RECORDED DATA
=====

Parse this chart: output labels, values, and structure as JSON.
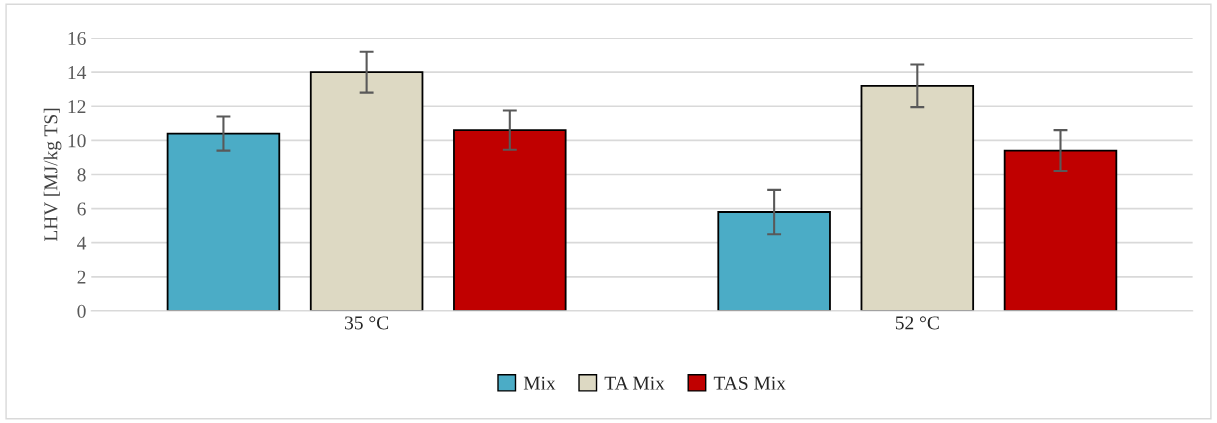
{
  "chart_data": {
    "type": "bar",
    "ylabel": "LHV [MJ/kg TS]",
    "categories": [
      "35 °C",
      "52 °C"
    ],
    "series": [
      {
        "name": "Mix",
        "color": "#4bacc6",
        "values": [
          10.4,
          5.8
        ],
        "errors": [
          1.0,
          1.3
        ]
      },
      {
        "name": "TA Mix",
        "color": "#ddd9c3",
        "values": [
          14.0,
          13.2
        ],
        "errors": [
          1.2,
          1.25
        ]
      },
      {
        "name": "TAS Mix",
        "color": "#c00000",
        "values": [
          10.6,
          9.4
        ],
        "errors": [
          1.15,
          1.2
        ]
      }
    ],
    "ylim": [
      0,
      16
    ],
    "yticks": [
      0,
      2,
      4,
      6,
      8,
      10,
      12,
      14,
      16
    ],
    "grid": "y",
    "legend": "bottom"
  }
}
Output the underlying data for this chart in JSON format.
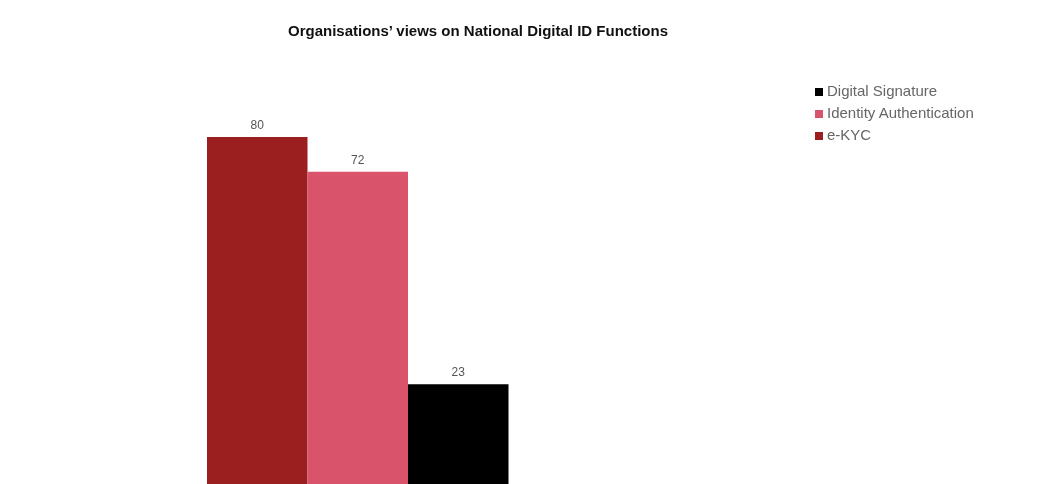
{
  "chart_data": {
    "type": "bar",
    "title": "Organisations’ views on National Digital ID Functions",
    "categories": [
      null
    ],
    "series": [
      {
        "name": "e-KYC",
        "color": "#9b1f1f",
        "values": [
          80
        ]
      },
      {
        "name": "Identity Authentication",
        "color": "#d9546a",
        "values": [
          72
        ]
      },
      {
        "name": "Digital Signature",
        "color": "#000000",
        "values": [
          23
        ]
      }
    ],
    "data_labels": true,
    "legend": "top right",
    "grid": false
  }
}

=====

EXERCISE DESCRIPTION
Pictures are not part of the copy; output everything else in the records exactly.

ANSWER
Parse this chart: output labels, values, and structure as JSON.
{
  "chart_data": {
    "type": "bar",
    "ylabel": "LHV [MJ/kg TS]",
    "categories": [
      "35 °C",
      "52 °C"
    ],
    "series": [
      {
        "name": "Mix",
        "color": "#4bacc6",
        "values": [
          10.4,
          5.8
        ],
        "errors": [
          1.0,
          1.3
        ]
      },
      {
        "name": "TA Mix",
        "color": "#ddd9c3",
        "values": [
          14.0,
          13.2
        ],
        "errors": [
          1.2,
          1.25
        ]
      },
      {
        "name": "TAS Mix",
        "color": "#c00000",
        "values": [
          10.6,
          9.4
        ],
        "errors": [
          1.15,
          1.2
        ]
      }
    ],
    "ylim": [
      0,
      16
    ],
    "yticks": [
      0,
      2,
      4,
      6,
      8,
      10,
      12,
      14,
      16
    ],
    "grid": "y",
    "legend": "bottom"
  }
}
Output the underlying data for this chart in JSON format.
{
  "chart_data": {
    "type": "bar",
    "title": "Organisations’ views on National Digital ID Functions",
    "categories": [
      null
    ],
    "series": [
      {
        "name": "e-KYC",
        "color": "#9b1f1f",
        "values": [
          80
        ]
      },
      {
        "name": "Identity Authentication",
        "color": "#d9546a",
        "values": [
          72
        ]
      },
      {
        "name": "Digital Signature",
        "color": "#000000",
        "values": [
          23
        ]
      }
    ],
    "data_labels": true,
    "legend": "top right",
    "grid": false
  }
}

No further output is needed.